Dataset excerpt
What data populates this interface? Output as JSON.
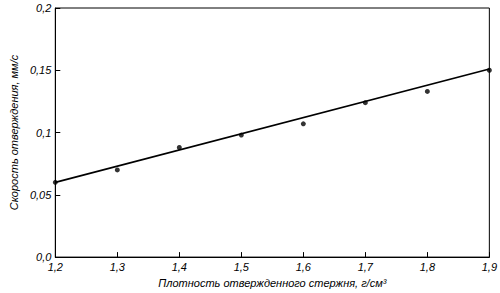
{
  "chart_data": {
    "type": "line",
    "x_label": "Плотность отвержденного стержня, г/см³",
    "y_label": "Скорость отверждения, мм/с",
    "xlim": [
      1.2,
      1.9
    ],
    "xticks": [
      {
        "value": 1.2,
        "label": "1,2"
      },
      {
        "value": 1.3,
        "label": "1,3"
      },
      {
        "value": 1.4,
        "label": "1,4"
      },
      {
        "value": 1.5,
        "label": "1,5"
      },
      {
        "value": 1.6,
        "label": "1,6"
      },
      {
        "value": 1.7,
        "label": "1,7"
      },
      {
        "value": 1.8,
        "label": "1,8"
      },
      {
        "value": 1.9,
        "label": "1,9"
      }
    ],
    "ylim": [
      0,
      0.2
    ],
    "yticks": [
      {
        "value": 0,
        "label": "0,0"
      },
      {
        "value": 0.05,
        "label": "0,05"
      },
      {
        "value": 0.1,
        "label": "0,1"
      },
      {
        "value": 0.15,
        "label": "0,15"
      },
      {
        "value": 0.2,
        "label": "0,2"
      }
    ],
    "grid": false,
    "series": [
      {
        "type": "line",
        "color": "#000000",
        "line_style": "solid",
        "x": [
          1.2,
          1.9
        ],
        "values": [
          0.06,
          0.151
        ]
      },
      {
        "type": "scatter",
        "color": "#000000",
        "marker": "circle",
        "x": [
          1.2,
          1.3,
          1.4,
          1.5,
          1.6,
          1.7,
          1.8,
          1.9
        ],
        "values": [
          0.06,
          0.07,
          0.088,
          0.098,
          0.107,
          0.124,
          0.133,
          0.15
        ]
      }
    ]
  }
}
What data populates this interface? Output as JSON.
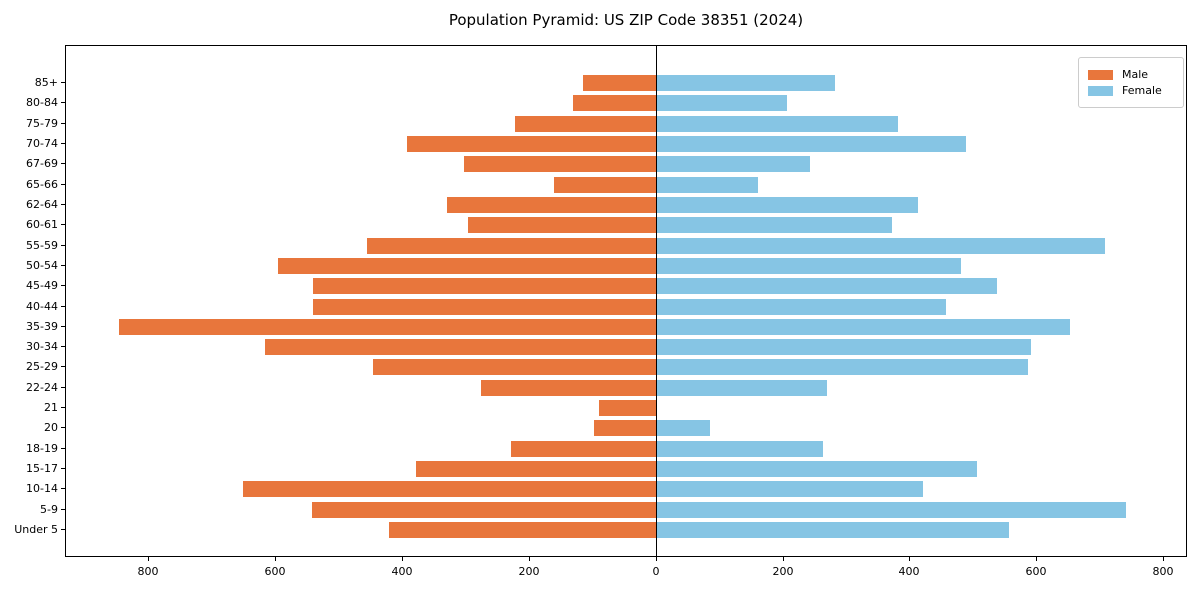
{
  "title": "Population Pyramid: US ZIP Code 38351 (2024)",
  "legend": {
    "items": [
      {
        "label": "Male",
        "color": "#e8763c"
      },
      {
        "label": "Female",
        "color": "#86c5e4"
      }
    ]
  },
  "chart_data": {
    "type": "bar",
    "subtype": "population-pyramid",
    "title": "Population Pyramid: US ZIP Code 38351 (2024)",
    "xlabel": "",
    "ylabel": "",
    "grid": false,
    "legend_position": "upper-right",
    "categories_top_to_bottom": [
      "85+",
      "80-84",
      "75-79",
      "70-74",
      "67-69",
      "65-66",
      "62-64",
      "60-61",
      "55-59",
      "50-54",
      "45-49",
      "40-44",
      "35-39",
      "30-34",
      "25-29",
      "22-24",
      "21",
      "20",
      "18-19",
      "15-17",
      "10-14",
      "5-9",
      "Under 5"
    ],
    "series": [
      {
        "name": "Male",
        "side": "left",
        "color": "#e8763c",
        "values": [
          115,
          130,
          222,
          392,
          303,
          161,
          330,
          296,
          455,
          596,
          541,
          541,
          847,
          616,
          446,
          275,
          89,
          98,
          228,
          378,
          651,
          542,
          420
        ]
      },
      {
        "name": "Female",
        "side": "right",
        "color": "#86c5e4",
        "values": [
          281,
          205,
          380,
          487,
          241,
          160,
          412,
          371,
          706,
          480,
          536,
          456,
          652,
          590,
          586,
          268,
          0,
          84,
          262,
          505,
          420,
          740,
          556
        ]
      }
    ],
    "x_tick_values": [
      -800,
      -600,
      -400,
      -200,
      0,
      200,
      400,
      600,
      800
    ],
    "x_tick_labels": [
      "800",
      "600",
      "400",
      "200",
      "0",
      "200",
      "400",
      "600",
      "800"
    ],
    "xlim": [
      -930,
      836
    ]
  }
}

Prompt
Find how many lines of the entries contain "Code". Respond with the number only.

Result for this task
2